DATA SHOWN:
•••

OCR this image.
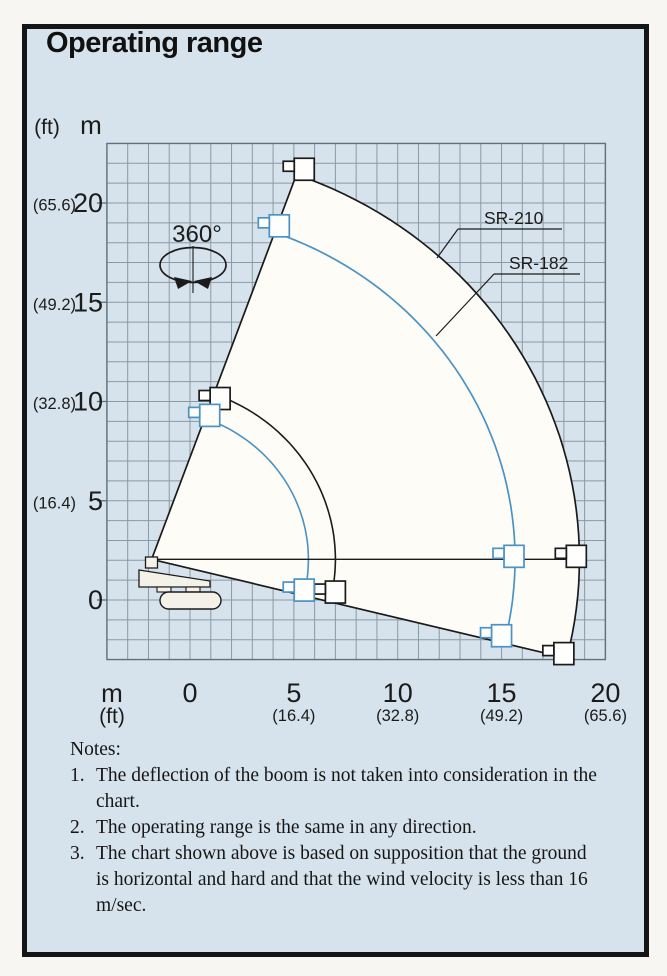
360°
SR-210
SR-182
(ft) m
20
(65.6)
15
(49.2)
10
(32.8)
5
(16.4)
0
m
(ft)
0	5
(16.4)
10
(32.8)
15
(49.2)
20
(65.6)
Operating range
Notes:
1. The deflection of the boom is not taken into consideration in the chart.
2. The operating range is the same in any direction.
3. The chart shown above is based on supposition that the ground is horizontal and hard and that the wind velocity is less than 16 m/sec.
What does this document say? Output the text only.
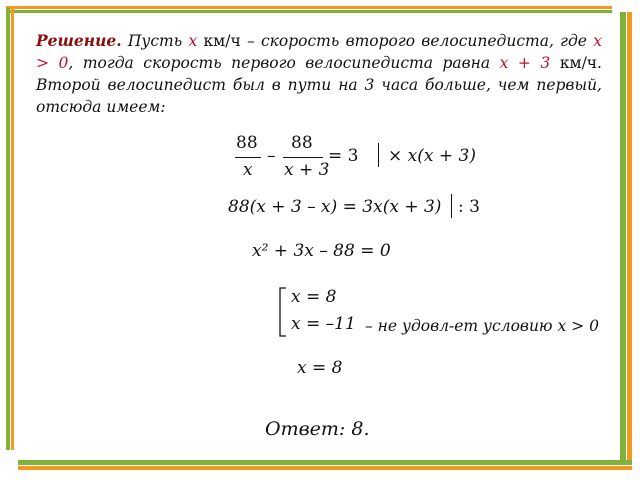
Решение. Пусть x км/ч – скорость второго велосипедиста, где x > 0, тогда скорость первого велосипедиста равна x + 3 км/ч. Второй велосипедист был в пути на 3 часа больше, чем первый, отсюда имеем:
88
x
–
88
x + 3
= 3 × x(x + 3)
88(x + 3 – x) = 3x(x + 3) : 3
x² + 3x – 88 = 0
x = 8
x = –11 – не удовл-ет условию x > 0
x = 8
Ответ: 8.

•••

DIRECTIONS FOR THIS TASK: Show the lines of the material that contain the word "range".

EXERCISE RESPONSE:
Operating range
2. The operating range is the same in any direction.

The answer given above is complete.